A angústia é o reconhecimento de uma possibilidade como “minha” possibilidade. Em outras palavras, diante das situações e do futuro incerto, sou eu que tenho que decidir. A angústia se torna perceptível quando a consciência se vê na condição de ainda não ser, separada de um futuro possível por sua própria liberdade. O que eu projeto como meu futuro está sempre “nadificado” e reduzido simplesmente à categoria de mera possibilidade, porque o futuro que sou permanece ainda fora de meu alcance.
Se pretendo escrever um artigo, este se constitui em uma possibilidade ainda não realizada. Este artigo é verdadeiramente “meu” possível. Se começo a escrevê-lo hoje, não sei se amanhã irei continuá-lo. Amanhã, com relação a ele, minha liberdade pode exercer seu poder “nadificador”; amanhã posso, por minha própria vontade, desistir de terminá-lo.
Para que minha liberdade venha a se angustiar com este artigo que escrevo, é preciso que eu o assuma como minha própria decisão ou responsabilidade, ou seja, que eu descubra, por um lado, minha essência como aquilo que fui (fui um “querer escrever um artigo”); por outro lado, que eu descubra o nada que separa minha liberdade dessa essência (fui um “querer escrever este artigo”, mas nada pode me obrigar a escrevê-lo); e por fim, que eu descubra o nada que me separa do que serei no futuro (descubro a possibilidade permanente de abandonar o artigo como condição mesmo da possibilidade de escrevê-lo). Estas três dimensões em relação ao artigo é o sentido da minha liberdade.
Como exemplo oposto ao do escrever um artigo, podemos citar o despertador. O despertador ajuda a me libertar da angústia, pois ele me garante o despertar e o ir para o trabalho. O despertador intervém autoritariamente em meu delicioso sono e me recoloca diante de minhas obrigações. Com ele não há escolha. Eu o programo para ser por ele ordenado.
Da mesma forma, a moralidade e a rotina que nos impomos excluem a nossa angústia ética, pois, tanto a moralidade imposta pela sociedade como a rotina do cotidiano na qual fomos mergulhados nos retiram o peso da decisão. Não preciso pensar sobre o meu ser ou meu agir, pois eles são determinados pela expectativa da sociedade. Neste sentido, os valores que possuímos são extraídos simplesmente de sua exigência social, não da exigência de nossa vontade.

☆ ☆ ☆ ☆

#### [INSTRUÇÕES DE TRABALHO]
1. Transcreva do texto sobre a angústia o trecho que começa nas palavras "A angústia é o" e termina após "de meu alcance.".
2. Traduza para o inglês esta frase do texto sobre a angústia: "O despertador intervém autoritariamente em meu delicioso sono e me recoloca diante de minhas obrigações."
3. Retome o texto sobre a angústia a partir da última frase apresentada.

☆ ☆ ☆ ☆

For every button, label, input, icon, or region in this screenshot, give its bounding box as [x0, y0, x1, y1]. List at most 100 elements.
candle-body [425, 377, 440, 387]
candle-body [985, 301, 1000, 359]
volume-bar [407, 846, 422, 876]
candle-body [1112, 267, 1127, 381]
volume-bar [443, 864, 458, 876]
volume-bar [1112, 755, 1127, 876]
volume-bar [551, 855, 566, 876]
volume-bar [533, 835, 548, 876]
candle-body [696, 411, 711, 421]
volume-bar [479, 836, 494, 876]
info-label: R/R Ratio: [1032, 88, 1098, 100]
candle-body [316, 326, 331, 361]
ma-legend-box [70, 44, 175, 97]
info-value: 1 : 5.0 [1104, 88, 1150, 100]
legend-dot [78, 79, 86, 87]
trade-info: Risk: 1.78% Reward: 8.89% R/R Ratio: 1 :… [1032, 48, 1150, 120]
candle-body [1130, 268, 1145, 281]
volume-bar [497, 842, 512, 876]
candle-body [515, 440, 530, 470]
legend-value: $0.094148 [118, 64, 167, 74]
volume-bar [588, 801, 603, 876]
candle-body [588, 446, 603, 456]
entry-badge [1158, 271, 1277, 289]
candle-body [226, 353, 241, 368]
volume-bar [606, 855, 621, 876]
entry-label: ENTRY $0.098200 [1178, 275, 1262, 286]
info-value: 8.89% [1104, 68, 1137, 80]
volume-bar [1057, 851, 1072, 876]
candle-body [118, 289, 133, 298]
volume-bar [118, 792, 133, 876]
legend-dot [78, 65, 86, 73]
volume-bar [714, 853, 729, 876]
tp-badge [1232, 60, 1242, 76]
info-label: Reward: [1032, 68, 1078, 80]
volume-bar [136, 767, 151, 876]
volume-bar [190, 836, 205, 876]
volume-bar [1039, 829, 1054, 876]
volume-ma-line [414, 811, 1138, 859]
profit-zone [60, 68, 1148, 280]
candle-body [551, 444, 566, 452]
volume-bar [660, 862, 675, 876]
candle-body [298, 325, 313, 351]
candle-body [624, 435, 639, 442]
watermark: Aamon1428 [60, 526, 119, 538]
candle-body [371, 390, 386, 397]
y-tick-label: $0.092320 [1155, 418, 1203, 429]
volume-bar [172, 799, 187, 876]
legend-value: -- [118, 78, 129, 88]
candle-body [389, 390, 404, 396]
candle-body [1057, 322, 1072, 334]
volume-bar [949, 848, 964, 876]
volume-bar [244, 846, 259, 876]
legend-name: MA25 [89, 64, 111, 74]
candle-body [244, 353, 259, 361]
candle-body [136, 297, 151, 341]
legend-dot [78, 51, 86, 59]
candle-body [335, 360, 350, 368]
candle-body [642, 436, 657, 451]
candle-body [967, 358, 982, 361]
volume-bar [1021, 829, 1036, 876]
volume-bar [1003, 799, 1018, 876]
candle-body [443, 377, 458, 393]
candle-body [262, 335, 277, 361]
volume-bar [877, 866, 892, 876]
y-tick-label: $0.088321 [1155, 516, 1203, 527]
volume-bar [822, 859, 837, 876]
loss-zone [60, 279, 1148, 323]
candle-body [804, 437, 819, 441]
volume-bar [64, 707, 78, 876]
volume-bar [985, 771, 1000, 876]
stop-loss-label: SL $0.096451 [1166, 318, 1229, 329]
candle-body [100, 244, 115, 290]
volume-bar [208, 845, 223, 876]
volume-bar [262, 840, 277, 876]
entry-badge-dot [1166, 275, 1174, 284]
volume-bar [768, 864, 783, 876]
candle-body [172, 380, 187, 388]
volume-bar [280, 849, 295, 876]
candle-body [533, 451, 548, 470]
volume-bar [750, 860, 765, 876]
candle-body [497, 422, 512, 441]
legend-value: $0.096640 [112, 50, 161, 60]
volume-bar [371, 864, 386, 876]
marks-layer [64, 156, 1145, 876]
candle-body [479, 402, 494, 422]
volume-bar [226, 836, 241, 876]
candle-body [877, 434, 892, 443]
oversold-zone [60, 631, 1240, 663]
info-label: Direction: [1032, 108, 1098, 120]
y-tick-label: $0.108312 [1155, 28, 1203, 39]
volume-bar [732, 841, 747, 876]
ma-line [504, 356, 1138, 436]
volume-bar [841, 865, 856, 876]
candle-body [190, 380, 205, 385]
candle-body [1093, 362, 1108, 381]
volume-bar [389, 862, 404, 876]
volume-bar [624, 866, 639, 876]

☆ ☆ ☆ ☆

#### [RESPOSTAS POR ITEM]
1.
A angústia é o reconhecimento de uma possibilidade como “minha” possibilidade. Em outras palavras, diante das situações e do futuro incerto, sou eu que tenho que decidir. A angústia se torna perceptível quando a consciência se vê na condição de ainda não ser, separada de um futuro possível por sua própria liberdade. O que eu projeto como meu futuro está sempre “nadificado” e reduzido simplesmente à categoria de mera possibilidade, porque o futuro que sou permanece ainda fora de meu alcance.

2. The alarm clock authoritatively intrudes on my delicious sleep and puts me back face to face with my obligations.

3.
Nós não escolhemos os valores através de uma intuição contemplativa que os compreende como sendo valores. Porém, o verdadeiro valor, aquele que assumo não por ser controlado por outros, mas porque estou convicto de sua importância, só pode surgir de uma liberdade ativa. Daí minha liberdade é o único fundamento dos valores e nada, absolutamente nada além da liberdade de pensamento justifica minha adoção dessa ou daquela escala de valores.
O grande problema é que preferimos a tranqüilidade passiva do que a liberdade ativa. Nós não nos angustiamos frente à escolha de valores, porque nos acostumamos com os valores oferecidos pela sociedade. Preferimos viver no “paraíso” do que na angústia da decisão, sem percebermos que o primeiro é o inferno da escravidão, enquanto o segundo é o céu da consciência.
Quando me compreendo como a origem primeira de meu possível, isto é o que se chama de consciência de liberdade, caminho acima das conveniências sociais e dos padrões preestabelecidos. Desta forma, atinjo a condição essencialmente humana, a condição da angústia, mas também o prazer de construir minha própria maneira de existir e, portanto, uma forma autêntica de ser.
Meus atos, então, fazem meus valores se erguerem como perdizes: é por minha indignação que me é dado o antivalor, a “baixeza” e, por minha admiração, o valor, a “grandeza”. Somente com a consciência da liberdade, que é simultaneamente angustiante e prazerosa, posso ter um viver criativo e produtivo, como também fazer realmente a diferença frente à massa social.